*Directions*:
Extract each line bearing the word "Neuron".

*Dataset records*:
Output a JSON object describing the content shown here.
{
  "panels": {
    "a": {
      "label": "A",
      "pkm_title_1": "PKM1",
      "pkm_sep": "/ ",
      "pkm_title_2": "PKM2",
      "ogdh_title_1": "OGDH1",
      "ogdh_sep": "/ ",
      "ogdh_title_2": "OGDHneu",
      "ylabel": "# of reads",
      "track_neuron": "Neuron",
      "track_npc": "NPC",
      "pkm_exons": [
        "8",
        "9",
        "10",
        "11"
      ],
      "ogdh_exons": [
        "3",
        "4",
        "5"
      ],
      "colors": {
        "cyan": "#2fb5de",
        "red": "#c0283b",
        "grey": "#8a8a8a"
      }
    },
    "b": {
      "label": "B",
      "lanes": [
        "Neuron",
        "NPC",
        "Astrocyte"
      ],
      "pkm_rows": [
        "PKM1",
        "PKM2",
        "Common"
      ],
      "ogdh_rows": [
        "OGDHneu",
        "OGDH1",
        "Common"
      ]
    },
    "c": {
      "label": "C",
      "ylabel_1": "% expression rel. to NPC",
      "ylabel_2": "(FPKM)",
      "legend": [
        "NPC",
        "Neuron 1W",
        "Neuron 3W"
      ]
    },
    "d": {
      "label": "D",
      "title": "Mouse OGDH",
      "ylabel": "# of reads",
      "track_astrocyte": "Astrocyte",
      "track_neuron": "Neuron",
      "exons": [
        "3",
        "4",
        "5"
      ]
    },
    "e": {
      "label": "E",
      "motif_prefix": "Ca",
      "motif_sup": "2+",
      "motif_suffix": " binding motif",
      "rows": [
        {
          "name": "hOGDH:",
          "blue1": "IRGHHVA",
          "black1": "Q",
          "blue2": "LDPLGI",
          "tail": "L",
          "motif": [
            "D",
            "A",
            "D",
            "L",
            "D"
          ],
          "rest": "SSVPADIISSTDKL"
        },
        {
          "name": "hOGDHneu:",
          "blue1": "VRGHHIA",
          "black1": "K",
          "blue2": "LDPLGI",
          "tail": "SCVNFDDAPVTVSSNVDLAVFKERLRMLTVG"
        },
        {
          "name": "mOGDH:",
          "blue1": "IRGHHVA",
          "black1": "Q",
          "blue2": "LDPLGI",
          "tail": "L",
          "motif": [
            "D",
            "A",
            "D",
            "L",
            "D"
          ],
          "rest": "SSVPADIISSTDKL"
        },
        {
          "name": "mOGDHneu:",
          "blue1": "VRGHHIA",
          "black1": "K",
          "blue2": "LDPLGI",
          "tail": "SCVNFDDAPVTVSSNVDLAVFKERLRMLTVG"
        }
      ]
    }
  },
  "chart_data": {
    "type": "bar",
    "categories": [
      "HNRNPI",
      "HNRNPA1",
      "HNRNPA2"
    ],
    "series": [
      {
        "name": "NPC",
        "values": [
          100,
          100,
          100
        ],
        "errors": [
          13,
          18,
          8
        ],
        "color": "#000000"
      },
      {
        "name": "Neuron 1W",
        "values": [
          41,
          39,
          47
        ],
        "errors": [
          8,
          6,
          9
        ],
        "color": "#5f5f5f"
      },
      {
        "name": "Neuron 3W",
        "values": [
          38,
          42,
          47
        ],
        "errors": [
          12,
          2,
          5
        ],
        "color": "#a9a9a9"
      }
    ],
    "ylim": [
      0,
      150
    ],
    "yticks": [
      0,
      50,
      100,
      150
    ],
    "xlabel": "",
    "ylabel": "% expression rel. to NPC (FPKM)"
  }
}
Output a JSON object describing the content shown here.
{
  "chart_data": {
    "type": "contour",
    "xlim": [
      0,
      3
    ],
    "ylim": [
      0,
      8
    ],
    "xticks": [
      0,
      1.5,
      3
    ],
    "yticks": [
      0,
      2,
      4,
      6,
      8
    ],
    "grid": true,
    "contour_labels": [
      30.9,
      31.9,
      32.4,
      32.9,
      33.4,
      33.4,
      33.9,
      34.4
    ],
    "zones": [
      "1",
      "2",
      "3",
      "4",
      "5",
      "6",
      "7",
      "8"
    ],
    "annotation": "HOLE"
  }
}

*Problem solution*:
      "track_neuron": "Neuron",
        "Neuron",
        "Neuron 1W",
        "Neuron 3W"
      "track_neuron": "Neuron",
        "name": "Neuron 1W",
        "name": "Neuron 3W",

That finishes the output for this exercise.